JOB: Where does the string "drive" appear? Copy every line of the entries below that holds it.

[Dataset records]
== == ==

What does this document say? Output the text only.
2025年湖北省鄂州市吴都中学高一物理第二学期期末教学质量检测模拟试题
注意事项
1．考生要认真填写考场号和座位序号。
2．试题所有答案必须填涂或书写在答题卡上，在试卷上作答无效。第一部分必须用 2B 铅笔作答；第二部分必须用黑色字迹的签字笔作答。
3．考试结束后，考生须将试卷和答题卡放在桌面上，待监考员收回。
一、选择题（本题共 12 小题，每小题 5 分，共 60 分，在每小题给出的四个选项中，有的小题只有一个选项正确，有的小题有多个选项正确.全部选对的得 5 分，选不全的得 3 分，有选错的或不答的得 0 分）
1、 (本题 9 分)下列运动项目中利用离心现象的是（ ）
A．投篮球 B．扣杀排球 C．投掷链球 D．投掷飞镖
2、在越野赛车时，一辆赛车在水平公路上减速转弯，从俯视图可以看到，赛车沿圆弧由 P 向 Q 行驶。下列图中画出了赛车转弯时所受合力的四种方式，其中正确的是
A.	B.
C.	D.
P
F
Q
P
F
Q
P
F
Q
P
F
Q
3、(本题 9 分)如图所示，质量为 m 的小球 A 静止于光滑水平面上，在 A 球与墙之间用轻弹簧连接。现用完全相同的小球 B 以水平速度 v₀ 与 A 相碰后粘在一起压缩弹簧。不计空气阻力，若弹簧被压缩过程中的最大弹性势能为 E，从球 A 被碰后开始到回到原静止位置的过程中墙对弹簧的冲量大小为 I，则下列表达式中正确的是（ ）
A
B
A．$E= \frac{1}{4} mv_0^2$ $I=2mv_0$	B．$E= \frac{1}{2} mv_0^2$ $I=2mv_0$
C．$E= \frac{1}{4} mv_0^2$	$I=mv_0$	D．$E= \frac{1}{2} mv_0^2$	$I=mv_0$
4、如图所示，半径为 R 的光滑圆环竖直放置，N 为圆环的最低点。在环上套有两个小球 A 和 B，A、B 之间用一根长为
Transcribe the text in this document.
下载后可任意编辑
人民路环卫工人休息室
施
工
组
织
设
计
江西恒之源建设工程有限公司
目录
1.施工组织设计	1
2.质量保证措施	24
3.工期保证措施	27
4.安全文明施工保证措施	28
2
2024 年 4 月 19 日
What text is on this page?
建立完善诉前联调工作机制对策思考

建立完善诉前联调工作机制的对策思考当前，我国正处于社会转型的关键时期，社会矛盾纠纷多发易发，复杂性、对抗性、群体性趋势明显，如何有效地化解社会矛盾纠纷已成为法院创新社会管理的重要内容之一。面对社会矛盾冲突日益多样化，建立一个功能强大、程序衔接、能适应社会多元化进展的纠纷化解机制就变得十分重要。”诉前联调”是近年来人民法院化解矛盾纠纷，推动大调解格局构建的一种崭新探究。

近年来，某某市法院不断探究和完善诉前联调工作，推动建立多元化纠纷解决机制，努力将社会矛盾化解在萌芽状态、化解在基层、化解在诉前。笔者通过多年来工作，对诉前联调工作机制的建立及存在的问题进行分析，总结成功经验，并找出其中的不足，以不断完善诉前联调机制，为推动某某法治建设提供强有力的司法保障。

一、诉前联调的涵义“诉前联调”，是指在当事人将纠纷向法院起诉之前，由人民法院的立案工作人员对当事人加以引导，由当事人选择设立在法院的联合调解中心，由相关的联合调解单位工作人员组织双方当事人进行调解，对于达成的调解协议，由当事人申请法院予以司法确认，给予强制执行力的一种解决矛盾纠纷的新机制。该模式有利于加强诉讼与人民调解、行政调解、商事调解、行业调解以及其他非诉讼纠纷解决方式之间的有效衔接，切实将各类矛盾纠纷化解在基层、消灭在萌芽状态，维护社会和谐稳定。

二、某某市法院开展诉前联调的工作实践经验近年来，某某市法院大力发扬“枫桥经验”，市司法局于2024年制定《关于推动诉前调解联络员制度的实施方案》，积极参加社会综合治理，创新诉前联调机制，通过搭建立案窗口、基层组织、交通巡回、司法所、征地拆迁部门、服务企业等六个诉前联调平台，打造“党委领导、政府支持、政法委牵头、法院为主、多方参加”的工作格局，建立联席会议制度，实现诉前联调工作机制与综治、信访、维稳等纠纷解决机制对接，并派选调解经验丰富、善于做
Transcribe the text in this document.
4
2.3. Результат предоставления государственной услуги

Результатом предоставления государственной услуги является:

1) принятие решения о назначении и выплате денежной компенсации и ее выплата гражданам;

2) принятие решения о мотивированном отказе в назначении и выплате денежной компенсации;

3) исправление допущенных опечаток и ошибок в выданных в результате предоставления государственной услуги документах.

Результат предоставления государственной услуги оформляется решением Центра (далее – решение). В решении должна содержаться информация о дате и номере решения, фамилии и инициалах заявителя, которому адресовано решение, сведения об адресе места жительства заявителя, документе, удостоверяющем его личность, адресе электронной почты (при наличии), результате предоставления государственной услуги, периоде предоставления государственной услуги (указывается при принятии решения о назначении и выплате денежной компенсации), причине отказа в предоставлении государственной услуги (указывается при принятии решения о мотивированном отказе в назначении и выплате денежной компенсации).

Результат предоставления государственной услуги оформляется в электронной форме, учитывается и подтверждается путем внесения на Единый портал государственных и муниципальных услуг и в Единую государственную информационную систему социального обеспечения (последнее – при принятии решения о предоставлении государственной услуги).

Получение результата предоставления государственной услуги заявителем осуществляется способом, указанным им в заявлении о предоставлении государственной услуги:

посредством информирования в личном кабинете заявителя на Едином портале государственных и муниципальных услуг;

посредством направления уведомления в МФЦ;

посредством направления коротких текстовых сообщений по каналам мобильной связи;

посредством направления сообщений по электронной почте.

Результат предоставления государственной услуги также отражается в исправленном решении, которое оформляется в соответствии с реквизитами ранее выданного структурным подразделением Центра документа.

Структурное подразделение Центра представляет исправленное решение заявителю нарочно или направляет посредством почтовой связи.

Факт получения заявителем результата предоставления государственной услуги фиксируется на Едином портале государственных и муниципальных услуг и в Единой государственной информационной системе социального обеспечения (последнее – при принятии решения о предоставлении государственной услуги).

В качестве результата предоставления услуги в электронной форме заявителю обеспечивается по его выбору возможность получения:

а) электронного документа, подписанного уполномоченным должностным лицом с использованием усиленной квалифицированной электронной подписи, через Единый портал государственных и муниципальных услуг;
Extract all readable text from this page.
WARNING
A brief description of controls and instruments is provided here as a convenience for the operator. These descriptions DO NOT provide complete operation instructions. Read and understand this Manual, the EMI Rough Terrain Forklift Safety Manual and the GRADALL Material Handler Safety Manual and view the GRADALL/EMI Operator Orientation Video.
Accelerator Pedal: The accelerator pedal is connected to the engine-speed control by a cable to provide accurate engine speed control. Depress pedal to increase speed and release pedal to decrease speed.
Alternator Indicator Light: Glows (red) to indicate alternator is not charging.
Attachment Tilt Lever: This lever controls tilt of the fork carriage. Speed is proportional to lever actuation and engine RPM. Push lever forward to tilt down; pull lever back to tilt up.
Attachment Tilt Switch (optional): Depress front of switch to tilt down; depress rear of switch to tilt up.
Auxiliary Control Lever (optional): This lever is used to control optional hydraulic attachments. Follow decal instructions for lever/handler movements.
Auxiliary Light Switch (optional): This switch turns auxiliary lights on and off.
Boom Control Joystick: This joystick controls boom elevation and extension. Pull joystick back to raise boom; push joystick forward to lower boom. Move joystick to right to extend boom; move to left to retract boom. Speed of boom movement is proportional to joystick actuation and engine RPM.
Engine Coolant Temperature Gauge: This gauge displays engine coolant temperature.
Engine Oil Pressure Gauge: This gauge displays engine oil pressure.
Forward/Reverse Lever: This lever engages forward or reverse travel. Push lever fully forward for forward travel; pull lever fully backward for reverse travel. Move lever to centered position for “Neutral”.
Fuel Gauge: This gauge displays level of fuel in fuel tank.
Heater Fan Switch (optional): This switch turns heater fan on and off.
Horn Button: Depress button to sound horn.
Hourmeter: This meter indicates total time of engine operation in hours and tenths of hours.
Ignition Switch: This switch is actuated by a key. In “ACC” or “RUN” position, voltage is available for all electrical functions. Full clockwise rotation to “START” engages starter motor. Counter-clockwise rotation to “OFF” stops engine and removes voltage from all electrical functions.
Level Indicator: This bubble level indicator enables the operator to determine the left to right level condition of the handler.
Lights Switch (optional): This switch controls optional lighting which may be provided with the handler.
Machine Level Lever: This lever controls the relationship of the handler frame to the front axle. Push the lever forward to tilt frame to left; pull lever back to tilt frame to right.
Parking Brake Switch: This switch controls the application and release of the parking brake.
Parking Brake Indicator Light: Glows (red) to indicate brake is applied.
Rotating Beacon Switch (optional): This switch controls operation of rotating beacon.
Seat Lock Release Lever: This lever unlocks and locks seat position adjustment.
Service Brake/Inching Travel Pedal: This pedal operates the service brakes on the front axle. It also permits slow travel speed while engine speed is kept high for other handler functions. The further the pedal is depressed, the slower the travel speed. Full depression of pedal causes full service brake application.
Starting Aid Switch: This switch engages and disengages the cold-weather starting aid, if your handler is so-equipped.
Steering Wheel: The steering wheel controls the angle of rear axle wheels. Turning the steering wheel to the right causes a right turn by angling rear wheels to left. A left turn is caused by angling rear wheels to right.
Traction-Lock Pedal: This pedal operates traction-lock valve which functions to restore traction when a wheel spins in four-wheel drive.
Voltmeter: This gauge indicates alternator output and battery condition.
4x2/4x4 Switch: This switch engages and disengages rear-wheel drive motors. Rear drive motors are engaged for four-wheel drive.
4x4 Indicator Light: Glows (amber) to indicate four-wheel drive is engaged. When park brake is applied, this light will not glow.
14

== == ==

RESULT OF THE TASK:
Traction-Lock Pedal: This pedal operates traction-lock valve which functions to restore traction when a wheel spins in four-wheel drive.
4x2/4x4 Switch: This switch engages and disengages rear-wheel drive motors. Rear drive motors are engaged for four-wheel drive.
4x4 Indicator Light: Glows (amber) to indicate four-wheel drive is engaged. When park brake is applied, this light will not glow.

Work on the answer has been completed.